■ Listing
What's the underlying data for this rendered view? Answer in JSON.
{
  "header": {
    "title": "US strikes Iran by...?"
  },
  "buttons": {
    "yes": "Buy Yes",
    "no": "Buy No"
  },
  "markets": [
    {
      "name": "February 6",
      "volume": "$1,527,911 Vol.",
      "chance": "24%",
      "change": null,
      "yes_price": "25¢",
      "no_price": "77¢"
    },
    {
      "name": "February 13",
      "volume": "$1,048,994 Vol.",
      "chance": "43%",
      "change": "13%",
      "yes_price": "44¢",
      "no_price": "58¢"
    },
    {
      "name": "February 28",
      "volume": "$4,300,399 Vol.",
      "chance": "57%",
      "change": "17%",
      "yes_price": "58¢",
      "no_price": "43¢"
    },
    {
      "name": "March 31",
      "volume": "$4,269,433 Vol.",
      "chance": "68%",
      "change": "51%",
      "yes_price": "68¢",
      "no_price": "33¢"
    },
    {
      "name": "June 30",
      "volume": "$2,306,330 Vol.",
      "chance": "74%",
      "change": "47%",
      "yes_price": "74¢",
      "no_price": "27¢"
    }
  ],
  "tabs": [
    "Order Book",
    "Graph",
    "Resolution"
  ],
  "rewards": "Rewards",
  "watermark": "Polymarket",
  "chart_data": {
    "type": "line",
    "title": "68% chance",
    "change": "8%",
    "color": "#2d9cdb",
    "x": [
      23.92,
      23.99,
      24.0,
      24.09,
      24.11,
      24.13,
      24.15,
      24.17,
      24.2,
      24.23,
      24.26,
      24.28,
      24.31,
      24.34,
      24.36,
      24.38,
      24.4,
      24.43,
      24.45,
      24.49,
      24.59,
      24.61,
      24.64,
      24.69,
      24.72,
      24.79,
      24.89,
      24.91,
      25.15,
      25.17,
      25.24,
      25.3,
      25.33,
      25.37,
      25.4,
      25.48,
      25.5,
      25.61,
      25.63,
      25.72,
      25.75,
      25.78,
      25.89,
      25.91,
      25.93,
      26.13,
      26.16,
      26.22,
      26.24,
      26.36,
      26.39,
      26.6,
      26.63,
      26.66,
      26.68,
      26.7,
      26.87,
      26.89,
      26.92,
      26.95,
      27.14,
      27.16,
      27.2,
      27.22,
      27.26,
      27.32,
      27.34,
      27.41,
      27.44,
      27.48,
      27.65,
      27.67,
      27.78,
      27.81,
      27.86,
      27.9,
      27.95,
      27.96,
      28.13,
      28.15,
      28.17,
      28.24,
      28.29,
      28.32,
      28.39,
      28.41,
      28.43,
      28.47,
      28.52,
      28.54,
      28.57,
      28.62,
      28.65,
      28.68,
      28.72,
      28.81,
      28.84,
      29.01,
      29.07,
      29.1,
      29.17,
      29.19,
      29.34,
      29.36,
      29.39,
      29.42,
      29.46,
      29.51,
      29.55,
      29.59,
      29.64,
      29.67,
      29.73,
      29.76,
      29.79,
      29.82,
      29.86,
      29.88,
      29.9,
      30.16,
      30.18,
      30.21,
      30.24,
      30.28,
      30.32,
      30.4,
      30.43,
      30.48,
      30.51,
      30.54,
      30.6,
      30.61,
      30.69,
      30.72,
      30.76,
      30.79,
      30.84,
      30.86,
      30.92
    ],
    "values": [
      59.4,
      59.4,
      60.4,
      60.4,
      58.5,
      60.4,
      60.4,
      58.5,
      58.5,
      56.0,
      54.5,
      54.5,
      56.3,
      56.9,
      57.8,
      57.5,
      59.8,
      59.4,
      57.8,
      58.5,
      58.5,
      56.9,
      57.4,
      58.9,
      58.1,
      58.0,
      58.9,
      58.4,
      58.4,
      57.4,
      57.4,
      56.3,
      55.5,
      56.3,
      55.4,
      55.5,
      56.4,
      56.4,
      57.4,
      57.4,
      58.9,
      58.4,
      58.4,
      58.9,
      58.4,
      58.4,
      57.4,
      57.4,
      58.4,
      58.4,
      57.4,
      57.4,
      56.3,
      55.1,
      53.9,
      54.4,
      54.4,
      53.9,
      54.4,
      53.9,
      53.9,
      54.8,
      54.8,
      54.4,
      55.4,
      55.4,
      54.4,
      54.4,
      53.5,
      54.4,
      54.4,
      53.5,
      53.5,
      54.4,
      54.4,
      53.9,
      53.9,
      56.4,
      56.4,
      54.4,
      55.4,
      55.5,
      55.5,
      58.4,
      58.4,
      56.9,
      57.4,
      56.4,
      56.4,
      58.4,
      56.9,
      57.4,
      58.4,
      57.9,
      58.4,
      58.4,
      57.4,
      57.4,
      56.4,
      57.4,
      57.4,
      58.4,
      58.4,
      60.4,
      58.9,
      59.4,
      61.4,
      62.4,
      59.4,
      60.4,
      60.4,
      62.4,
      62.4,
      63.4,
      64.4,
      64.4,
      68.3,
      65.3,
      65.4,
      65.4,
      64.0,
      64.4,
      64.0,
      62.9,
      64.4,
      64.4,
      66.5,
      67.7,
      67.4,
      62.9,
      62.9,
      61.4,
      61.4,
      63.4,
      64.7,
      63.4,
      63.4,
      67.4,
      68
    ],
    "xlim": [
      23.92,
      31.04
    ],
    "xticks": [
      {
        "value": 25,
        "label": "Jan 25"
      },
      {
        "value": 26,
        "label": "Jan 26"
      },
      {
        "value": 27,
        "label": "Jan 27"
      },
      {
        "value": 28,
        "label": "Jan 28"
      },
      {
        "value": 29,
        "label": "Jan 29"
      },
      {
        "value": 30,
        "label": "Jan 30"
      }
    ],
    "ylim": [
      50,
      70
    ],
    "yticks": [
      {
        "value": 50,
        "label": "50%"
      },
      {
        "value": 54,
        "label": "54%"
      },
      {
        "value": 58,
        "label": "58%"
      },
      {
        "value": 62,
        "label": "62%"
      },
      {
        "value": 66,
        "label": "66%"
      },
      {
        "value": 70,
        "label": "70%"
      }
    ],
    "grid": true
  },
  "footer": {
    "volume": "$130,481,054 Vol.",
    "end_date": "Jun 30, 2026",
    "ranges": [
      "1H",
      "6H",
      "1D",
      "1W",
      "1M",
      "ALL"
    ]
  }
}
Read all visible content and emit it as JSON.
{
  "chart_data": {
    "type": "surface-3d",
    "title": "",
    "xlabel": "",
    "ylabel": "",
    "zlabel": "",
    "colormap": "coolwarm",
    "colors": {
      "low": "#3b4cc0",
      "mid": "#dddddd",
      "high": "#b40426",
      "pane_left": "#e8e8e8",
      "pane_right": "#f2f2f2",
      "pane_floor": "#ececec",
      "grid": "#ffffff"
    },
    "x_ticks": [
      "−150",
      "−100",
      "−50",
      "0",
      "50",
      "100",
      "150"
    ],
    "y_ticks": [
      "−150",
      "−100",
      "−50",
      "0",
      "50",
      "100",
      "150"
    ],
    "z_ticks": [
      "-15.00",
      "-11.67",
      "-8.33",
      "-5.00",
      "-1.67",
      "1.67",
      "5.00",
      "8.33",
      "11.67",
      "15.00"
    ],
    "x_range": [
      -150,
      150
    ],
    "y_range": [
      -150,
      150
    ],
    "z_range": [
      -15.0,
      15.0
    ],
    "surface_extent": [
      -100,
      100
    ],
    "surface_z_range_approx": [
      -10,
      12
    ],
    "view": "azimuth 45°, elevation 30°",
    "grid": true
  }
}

■ What you need to do
From the entries above, pull out each line that includes "February".

■ Task output
      "name": "February 6",
      "name": "February 13",
      "name": "February 28",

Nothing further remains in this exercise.